_OBJECTIVE_. Copy every entry exactly.

_STORED ROWS_.

((

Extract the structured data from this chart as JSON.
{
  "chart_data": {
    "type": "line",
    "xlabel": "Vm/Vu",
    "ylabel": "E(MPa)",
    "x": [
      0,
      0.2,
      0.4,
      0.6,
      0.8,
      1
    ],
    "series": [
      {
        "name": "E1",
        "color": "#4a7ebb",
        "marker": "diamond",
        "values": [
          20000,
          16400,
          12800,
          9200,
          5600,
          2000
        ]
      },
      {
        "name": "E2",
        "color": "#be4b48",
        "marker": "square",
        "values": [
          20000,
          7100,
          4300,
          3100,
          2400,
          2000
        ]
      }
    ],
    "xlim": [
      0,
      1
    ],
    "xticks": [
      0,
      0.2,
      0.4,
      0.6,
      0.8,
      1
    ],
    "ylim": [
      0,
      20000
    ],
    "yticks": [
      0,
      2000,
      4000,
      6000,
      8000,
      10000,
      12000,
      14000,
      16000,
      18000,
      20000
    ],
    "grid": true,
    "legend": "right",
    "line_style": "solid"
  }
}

))

_COMPLETED EXERCISE_.
Extract the structured data from this chart as JSON.
{
  "chart_data": {
    "type": "line",
    "xlabel": "Vm/Vu",
    "ylabel": "E(MPa)",
    "x": [
      0,
      0.2,
      0.4,
      0.6,
      0.8,
      1
    ],
    "series": [
      {
        "name": "E1",
        "color": "#4a7ebb",
        "marker": "diamond",
        "values": [
          20000,
          16400,
          12800,
          9200,
          5600,
          2000
        ]
      },
      {
        "name": "E2",
        "color": "#be4b48",
        "marker": "square",
        "values": [
          20000,
          7100,
          4300,
          3100,
          2400,
          2000
        ]
      }
    ],
    "xlim": [
      0,
      1
    ],
    "xticks": [
      0,
      0.2,
      0.4,
      0.6,
      0.8,
      1
    ],
    "ylim": [
      0,
      20000
    ],
    "yticks": [
      0,
      2000,
      4000,
      6000,
      8000,
      10000,
      12000,
      14000,
      16000,
      18000,
      20000
    ],
    "grid": true,
    "legend": "right",
    "line_style": "solid"
  }
}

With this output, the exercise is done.